— BEGIN —

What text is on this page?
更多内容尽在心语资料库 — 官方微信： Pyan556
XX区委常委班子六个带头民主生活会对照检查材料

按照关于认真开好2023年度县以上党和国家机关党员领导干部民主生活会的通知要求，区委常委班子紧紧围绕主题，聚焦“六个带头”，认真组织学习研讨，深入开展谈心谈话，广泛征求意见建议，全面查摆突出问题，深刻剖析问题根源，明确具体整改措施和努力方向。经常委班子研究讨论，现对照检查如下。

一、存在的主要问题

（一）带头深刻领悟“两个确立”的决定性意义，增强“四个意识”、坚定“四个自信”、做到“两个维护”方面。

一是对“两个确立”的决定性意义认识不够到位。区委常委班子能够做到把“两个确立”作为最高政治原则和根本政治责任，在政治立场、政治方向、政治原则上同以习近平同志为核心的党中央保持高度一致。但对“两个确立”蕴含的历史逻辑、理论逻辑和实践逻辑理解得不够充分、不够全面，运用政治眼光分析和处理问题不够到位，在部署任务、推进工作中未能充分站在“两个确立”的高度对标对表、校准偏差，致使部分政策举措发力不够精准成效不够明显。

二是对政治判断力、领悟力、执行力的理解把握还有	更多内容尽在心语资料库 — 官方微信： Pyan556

— END —

§ Problem statement
Check each line of the records above for the string "两个确立", and report every line that has it.

§ Reply
（一）带头深刻领悟“两个确立”的决定性意义，增强“四个意识”、坚定“四个自信”、做到“两个维护”方面。
一是对“两个确立”的决定性意义认识不够到位。区委常委班子能够做到把“两个确立”作为最高政治原则和根本政治责任，在政治立场、政治方向、政治原则上同以习近平同志为核心的党中央保持高度一致。但对“两个确立”蕴含的历史逻辑、理论逻辑和实践逻辑理解得不够充分、不够全面，运用政治眼光分析和处理问题不够到位，在部署任务、推进工作中未能充分站在“两个确立”的高度对标对表、校准偏差，致使部分政策举措发力不够精准成效不够明显。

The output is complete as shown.